Extract to read —
----------

It will insert the generated code of the lexer and parser inside the `[lexer_source]` and `[parser_source]` tags, respectively. Launching the same command will replace any existing code between the tags, so it can be used iteratively (useful if you need to fix or change the grammar!).

In `types.txt` and `listener.txt`, you'll find a template for the user types and a basic implementation of the listener. You can copy their content the first time to make it easier. You can also add those files to your repository to see what must be updated in your code each time the grammar is modified.

The only dependency you need in Cargo.toml is the [`lexigram-core`](https://crates.io/crates/lexigram-core) crate, with a version compatible with the `lexigram` executable (`lexigram -V`).

# Where to Go From Here

The [Lexigram book](https://www.unscript.net/lexigram-book) has an introduction, a tutorial, and a reference that should provide all the necessary information to start building your own parser.

You can also find some examples in the project repository:
* in [./examples]https://github.com/blueglyph/lexigram/tree/master/examples
* in [./build-rtsgen]https://github.com/blueglyph/lexigram/tree/master/build-rtsgen, which is a [lexer/parser]https://github.com/blueglyph/lexigram/blob/master/src/rtsgen/mod.rs for simplified grammar language used in the unit tests.

There are `#[ignore]` tests in the `./examples/gen_*` crates to regenerate the examples. They show how to generate a parser programmatically, if you prefer that to the command-line executable.

----------

Supplied records —
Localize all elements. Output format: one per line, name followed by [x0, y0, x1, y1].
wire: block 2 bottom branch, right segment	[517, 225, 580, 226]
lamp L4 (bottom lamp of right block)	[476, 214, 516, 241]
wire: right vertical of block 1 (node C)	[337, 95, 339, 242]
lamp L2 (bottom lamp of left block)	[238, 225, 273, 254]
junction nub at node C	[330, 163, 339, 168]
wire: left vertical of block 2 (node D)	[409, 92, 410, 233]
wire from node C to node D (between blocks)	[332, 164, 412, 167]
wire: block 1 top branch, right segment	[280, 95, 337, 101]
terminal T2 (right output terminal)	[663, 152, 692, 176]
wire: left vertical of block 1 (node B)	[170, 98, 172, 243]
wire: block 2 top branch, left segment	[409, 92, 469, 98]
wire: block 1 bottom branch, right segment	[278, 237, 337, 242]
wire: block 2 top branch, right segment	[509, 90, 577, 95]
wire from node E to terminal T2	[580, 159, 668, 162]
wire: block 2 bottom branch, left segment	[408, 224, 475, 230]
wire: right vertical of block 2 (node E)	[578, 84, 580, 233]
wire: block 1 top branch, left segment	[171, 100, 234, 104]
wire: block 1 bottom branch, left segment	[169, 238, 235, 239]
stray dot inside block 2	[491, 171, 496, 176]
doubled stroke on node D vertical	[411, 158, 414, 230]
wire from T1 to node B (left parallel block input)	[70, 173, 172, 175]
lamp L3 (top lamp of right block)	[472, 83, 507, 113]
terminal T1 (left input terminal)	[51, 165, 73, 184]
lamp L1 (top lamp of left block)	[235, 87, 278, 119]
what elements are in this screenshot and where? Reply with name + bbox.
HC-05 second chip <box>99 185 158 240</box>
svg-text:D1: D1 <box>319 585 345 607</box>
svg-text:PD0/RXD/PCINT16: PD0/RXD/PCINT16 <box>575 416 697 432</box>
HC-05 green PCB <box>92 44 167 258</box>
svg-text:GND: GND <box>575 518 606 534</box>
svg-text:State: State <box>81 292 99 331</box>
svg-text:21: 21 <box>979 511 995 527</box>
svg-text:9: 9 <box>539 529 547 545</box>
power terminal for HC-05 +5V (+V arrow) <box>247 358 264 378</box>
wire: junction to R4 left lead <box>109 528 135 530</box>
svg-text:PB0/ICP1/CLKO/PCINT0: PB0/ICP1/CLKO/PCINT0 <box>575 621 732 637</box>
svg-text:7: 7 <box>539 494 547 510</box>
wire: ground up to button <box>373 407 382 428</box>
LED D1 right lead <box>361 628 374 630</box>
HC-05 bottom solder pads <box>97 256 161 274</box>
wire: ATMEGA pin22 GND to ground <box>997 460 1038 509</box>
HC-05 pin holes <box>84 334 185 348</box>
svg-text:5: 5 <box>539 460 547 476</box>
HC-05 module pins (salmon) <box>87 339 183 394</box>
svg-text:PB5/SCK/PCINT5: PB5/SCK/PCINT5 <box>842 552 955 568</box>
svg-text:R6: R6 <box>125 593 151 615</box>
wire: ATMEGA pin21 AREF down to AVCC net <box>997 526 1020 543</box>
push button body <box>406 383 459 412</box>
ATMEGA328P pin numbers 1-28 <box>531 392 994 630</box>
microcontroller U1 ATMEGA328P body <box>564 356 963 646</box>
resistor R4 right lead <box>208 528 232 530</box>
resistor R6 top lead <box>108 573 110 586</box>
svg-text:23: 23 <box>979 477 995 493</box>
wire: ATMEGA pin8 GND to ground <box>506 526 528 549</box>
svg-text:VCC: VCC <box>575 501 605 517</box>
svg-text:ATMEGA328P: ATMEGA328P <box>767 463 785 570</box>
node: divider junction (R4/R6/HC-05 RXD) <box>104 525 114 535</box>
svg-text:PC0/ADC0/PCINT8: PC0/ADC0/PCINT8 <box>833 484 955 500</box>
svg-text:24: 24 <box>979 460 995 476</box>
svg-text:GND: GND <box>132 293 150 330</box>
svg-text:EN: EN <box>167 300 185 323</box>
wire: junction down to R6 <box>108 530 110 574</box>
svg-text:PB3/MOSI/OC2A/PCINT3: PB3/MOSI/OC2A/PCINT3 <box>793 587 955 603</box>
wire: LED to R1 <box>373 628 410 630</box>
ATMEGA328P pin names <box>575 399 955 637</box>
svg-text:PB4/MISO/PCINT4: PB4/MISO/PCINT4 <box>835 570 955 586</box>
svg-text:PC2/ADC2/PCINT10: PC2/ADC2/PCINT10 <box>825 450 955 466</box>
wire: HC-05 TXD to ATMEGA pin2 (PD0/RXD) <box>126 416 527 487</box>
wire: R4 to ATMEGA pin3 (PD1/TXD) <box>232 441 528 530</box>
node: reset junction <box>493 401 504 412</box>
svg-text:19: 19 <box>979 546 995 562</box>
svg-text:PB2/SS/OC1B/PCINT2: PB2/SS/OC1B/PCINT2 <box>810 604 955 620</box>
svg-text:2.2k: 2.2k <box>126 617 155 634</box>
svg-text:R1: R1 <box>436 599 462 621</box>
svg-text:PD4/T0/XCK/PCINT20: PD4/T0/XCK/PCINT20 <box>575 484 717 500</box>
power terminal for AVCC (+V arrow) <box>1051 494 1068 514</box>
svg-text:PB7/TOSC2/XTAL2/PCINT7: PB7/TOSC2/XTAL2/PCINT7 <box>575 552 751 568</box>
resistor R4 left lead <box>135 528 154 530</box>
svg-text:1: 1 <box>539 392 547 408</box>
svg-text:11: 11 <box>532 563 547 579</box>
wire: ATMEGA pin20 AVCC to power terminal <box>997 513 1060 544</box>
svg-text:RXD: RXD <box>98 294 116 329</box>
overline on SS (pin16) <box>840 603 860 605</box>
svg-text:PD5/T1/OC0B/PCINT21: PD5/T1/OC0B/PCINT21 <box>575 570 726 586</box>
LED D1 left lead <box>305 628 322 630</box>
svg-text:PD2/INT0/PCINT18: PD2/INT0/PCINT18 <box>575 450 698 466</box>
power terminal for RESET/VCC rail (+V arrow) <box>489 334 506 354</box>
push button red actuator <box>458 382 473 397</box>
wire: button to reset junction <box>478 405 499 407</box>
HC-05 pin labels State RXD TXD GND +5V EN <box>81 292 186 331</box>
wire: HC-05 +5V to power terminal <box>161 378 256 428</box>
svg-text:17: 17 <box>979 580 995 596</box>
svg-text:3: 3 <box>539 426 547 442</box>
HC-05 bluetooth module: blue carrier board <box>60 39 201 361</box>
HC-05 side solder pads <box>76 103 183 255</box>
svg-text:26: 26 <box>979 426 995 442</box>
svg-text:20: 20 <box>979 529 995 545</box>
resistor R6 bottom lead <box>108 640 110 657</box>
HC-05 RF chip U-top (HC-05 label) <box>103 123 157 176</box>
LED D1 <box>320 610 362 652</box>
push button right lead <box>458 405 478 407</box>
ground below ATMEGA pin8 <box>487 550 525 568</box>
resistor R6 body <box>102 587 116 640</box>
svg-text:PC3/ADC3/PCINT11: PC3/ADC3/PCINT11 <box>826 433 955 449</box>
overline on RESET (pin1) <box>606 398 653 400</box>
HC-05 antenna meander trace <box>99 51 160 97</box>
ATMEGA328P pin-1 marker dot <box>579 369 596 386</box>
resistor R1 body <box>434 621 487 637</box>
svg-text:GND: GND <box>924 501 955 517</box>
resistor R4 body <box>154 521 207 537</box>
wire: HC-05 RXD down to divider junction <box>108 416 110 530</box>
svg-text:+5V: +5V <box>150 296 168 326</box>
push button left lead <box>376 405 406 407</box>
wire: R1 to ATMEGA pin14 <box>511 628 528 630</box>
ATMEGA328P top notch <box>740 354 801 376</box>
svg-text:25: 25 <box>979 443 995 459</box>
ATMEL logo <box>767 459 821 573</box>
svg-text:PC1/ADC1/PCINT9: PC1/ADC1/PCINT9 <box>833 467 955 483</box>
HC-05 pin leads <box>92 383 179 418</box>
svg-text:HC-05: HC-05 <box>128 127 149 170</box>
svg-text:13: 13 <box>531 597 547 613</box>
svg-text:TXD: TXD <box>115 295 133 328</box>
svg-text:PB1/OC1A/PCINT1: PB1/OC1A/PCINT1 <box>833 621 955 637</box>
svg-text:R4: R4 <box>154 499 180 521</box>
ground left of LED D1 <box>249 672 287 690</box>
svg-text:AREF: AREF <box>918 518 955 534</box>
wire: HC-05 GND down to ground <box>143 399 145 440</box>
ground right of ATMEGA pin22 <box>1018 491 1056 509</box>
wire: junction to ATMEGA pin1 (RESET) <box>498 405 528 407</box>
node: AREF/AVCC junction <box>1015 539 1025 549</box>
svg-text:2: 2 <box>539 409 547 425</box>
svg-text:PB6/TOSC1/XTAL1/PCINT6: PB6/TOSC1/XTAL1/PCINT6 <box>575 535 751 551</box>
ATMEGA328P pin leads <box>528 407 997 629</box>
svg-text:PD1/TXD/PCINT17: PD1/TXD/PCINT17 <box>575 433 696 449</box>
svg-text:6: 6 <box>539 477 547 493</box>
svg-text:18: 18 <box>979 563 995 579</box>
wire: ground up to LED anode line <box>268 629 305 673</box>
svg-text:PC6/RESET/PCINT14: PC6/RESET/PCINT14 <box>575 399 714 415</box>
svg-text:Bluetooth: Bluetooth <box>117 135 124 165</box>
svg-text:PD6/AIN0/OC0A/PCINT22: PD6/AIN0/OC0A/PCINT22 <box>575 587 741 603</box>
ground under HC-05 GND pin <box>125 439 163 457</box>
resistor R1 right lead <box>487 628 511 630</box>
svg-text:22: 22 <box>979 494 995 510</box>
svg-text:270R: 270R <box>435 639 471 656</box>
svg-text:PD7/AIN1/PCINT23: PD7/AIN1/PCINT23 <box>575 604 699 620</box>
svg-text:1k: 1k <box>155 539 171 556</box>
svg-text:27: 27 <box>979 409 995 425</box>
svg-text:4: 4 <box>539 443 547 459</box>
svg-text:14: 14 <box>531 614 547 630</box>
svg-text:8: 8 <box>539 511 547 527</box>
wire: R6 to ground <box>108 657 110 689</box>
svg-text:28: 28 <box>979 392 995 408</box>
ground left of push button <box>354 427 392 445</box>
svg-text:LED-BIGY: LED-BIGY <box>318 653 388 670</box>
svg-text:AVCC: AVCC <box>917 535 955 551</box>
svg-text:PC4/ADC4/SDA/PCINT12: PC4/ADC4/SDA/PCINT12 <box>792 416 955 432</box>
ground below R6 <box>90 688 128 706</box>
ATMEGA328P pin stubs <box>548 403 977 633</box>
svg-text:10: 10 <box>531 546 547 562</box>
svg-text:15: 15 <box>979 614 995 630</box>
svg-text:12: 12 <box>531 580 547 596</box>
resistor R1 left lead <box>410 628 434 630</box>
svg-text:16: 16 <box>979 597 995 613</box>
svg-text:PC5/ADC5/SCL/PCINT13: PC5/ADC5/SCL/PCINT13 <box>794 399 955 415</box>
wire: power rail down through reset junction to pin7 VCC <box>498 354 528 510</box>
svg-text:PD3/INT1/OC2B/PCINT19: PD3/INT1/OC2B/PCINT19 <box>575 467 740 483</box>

----------

Requirement 1 — List every web address given in the text about the Lexigram parser generator.
Requirement 2 — Carry the text about the Lexigram parser generator on past its final sentence.
Nothing in the lines is needed for this work.

Exercise output 1 —
- https://crates.io/crates/lexigram-core
- https://www.unscript.net/lexigram-book
- https://github.com/blueglyph/lexigram/tree/master/examples
- https://github.com/blueglyph/lexigram/tree/master/build-rtsgen
- https://github.com/blueglyph/lexigram/blob/master/src/rtsgen/mod.rs

Exercise output 2 —
Lexigram itself uses a couple of lexers/parsers (that it generated itself) to parse the lexicon (Lexi) and the grammar (Gram). Lexi and Gram, however, are a little harder to trace in the source code because they're generated in two stages.

# Status

This project is still under development and shouldn't be considered fully stable yet (hence the 0.x version). See the main project's [README](https://github.com/blueglyph/lexigram/blob/master/README.md).

_The code and the documentation were entirely written by a human._

# Releases

[RELEASES.md](https://github.com/blueglyph/lexigram/blob/master/RELEASES.md) keeps a log of all the releases (most are also on the [GitHub release page](https://github.com/blueglyph/lexigram/releases)). 

# Licence

This code is licenced under either [MIT License](https://choosealicense.com/licenses/mit/) or [Apache License 2.0](https://choosealicense.com/licenses/apache-2.0/), at your option.